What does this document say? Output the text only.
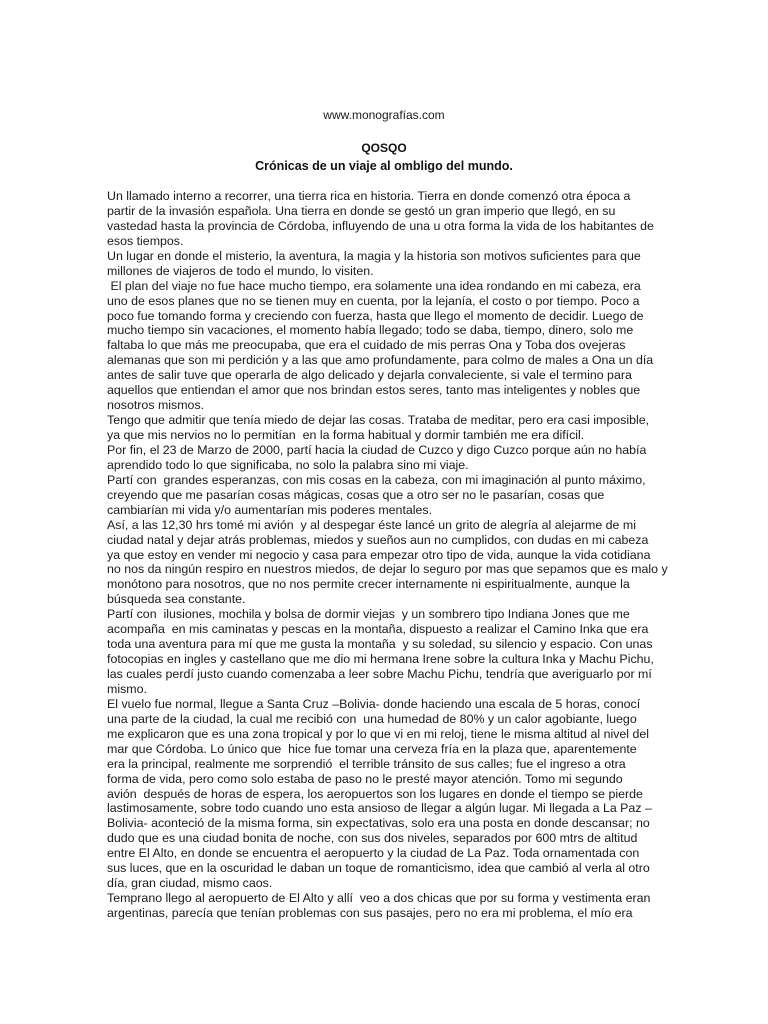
www.monografías.com
QOSQO
Crónicas de un viaje al ombligo del mundo.
Un llamado interno a recorrer, una tierra rica en historia. Tierra en donde comenzó otra época a
partir de la invasión española. Una tierra en donde se gestó un gran imperio que llegó, en su
vastedad hasta la provincia de Córdoba, influyendo de una u otra forma la vida de los habitantes de
esos tiempos.
Un lugar en donde el misterio, la aventura, la magia y la historia son motivos suficientes para que
millones de viajeros de todo el mundo, lo visiten.
El plan del viaje no fue hace mucho tiempo, era solamente una idea rondando en mi cabeza, era
uno de esos planes que no se tienen muy en cuenta, por la lejanía, el costo o por tiempo. Poco a
poco fue tomando forma y creciendo con fuerza, hasta que llego el momento de decidir. Luego de
mucho tiempo sin vacaciones, el momento había llegado; todo se daba, tiempo, dinero, solo me
faltaba lo que más me preocupaba, que era el cuidado de mis perras Ona y Toba dos ovejeras
alemanas que son mi perdición y a las que amo profundamente, para colmo de males a Ona un día
antes de salir tuve que operarla de algo delicado y dejarla convaleciente, si vale el termino para
aquellos que entiendan el amor que nos brindan estos seres, tanto mas inteligentes y nobles que
nosotros mismos.
Tengo que admitir que tenía miedo de dejar las cosas. Trataba de meditar, pero era casi imposible,
ya que mis nervios no lo permitían  en la forma habitual y dormir también me era difícil.
Por fin, el 23 de Marzo de 2000, partí hacia la ciudad de Cuzco y digo Cuzco porque aún no había
aprendido todo lo que significaba, no solo la palabra sino mi viaje.
Partí con  grandes esperanzas, con mis cosas en la cabeza, con mi imaginación al punto máximo,
creyendo que me pasarían cosas mágicas, cosas que a otro ser no le pasarían, cosas que
cambiarían mi vida y/o aumentarían mis poderes mentales.
Así, a las 12,30 hrs tomé mi avión  y al despegar éste lancé un grito de alegría al alejarme de mi
ciudad natal y dejar atrás problemas, miedos y sueños aun no cumplidos, con dudas en mi cabeza
ya que estoy en vender mi negocio y casa para empezar otro tipo de vida, aunque la vida cotidiana
no nos da ningún respiro en nuestros miedos, de dejar lo seguro por mas que sepamos que es malo y
monótono para nosotros, que no nos permite crecer internamente ni espiritualmente, aunque la
búsqueda sea constante.
Partí con  ilusiones, mochila y bolsa de dormir viejas  y un sombrero tipo Indiana Jones que me
acompaña  en mis caminatas y pescas en la montaña, dispuesto a realizar el Camino Inka que era
toda una aventura para mí que me gusta la montaña  y su soledad, su silencio y espacio. Con unas
fotocopias en ingles y castellano que me dio mi hermana Irene sobre la cultura Inka y Machu Pichu,
las cuales perdí justo cuando comenzaba a leer sobre Machu Pichu, tendría que averiguarlo por mí
mismo.
El vuelo fue normal, llegue a Santa Cruz –Bolivia- donde haciendo una escala de 5 horas, conocí
una parte de la ciudad, la cual me recibió con  una humedad de 80% y un calor agobiante, luego
me explicaron que es una zona tropical y por lo que vi en mi reloj, tiene le misma altitud al nivel del
mar que Córdoba. Lo único que  hice fue tomar una cerveza fría en la plaza que, aparentemente
era la principal, realmente me sorprendió  el terrible tránsito de sus calles; fue el ingreso a otra
forma de vida, pero como solo estaba de paso no le presté mayor atención. Tomo mi segundo
avión  después de horas de espera, los aeropuertos son los lugares en donde el tiempo se pierde
lastimosamente, sobre todo cuando uno esta ansioso de llegar a algún lugar. Mi llegada a La Paz –
Bolivia- aconteció de la misma forma, sin expectativas, solo era una posta en donde descansar; no
dudo que es una ciudad bonita de noche, con sus dos niveles, separados por 600 mtrs de altitud
entre El Alto, en donde se encuentra el aeropuerto y la ciudad de La Paz. Toda ornamentada con
sus luces, que en la oscuridad le daban un toque de romanticismo, idea que cambió al verla al otro
día, gran ciudad, mismo caos.
Temprano llego al aeropuerto de El Alto y allí  veo a dos chicas que por su forma y vestimenta eran
argentinas, parecía que tenían problemas con sus pasajes, pero no era mi problema, el mío era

TASK OBJECTIVE: Pick out every line holding the string "vida" and return it.

PROBLEM SOLUTION:
vastedad hasta la provincia de Córdoba, influyendo de una u otra forma la vida de los habitantes de
cambiarían mi vida y/o aumentarían mis poderes mentales.
ya que estoy en vender mi negocio y casa para empezar otro tipo de vida, aunque la vida cotidiana
forma de vida, pero como solo estaba de paso no le presté mayor atención. Tomo mi segundo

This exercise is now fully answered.